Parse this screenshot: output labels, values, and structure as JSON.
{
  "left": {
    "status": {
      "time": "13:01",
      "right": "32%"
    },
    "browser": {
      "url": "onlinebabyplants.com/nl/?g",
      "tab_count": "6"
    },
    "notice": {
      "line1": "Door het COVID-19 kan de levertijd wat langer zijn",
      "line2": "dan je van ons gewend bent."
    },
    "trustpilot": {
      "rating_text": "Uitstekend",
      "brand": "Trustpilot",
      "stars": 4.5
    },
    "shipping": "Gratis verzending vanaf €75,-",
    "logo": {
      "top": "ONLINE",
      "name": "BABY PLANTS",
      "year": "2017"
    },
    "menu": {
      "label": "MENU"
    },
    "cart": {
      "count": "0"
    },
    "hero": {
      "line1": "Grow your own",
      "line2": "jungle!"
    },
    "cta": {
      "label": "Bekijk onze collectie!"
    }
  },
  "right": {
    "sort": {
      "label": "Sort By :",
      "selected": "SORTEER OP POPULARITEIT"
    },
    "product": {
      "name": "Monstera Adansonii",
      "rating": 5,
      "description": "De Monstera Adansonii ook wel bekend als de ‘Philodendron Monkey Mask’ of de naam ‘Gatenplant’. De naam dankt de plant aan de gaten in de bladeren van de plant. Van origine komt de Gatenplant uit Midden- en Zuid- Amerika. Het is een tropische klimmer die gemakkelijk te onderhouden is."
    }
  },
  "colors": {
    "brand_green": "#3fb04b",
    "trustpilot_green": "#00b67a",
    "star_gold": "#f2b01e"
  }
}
_____
■ WHAT THE TASK ASKS ■
Filter the listing for the word "Adansonii" and copy every line that holds it.

■ THE ANSWER ■
      "name": "Monstera Adansonii",
      "description": "De Monstera Adansonii ook wel bekend als de ‘Philodendron Monkey Mask’ of de naam ‘Gatenplant’. De naam dankt de plant aan de gaten in de bladeren van de plant. Van origine komt de Gatenplant uit Midden- en Zuid- Amerika. Het is een tropische klimmer die gemakkelijk te onderhouden is."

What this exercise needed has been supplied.